### OBJECTIVE
Below are the records; pull every line that includes "icon".

### EXCERPTED RECORDS
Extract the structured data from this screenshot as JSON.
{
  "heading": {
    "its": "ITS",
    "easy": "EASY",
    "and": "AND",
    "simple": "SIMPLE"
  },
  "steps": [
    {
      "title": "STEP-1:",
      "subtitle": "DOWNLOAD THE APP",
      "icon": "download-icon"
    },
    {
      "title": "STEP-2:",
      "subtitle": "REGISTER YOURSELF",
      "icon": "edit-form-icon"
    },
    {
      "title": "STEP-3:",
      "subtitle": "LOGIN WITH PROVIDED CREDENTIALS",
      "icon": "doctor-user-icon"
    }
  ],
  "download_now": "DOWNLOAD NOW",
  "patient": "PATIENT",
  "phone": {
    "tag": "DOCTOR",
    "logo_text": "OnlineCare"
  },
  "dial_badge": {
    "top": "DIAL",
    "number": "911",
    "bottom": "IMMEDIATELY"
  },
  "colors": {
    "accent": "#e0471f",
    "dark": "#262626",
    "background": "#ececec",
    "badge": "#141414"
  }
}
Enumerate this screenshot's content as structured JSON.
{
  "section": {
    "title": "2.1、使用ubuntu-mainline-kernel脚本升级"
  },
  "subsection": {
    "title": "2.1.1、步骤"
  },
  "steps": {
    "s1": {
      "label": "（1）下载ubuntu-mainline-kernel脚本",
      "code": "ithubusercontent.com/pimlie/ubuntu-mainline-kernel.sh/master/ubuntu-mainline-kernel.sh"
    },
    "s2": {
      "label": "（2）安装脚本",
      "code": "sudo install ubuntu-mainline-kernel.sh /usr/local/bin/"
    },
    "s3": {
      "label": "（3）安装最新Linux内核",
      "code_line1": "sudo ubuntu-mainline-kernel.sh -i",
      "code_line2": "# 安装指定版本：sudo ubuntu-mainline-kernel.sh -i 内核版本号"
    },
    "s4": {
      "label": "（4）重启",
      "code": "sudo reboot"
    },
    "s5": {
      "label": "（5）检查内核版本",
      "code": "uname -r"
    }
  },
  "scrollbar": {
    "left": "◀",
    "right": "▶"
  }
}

### TASK SOLUTION
      "icon": "download-icon"
      "icon": "edit-form-icon"
      "icon": "doctor-user-icon"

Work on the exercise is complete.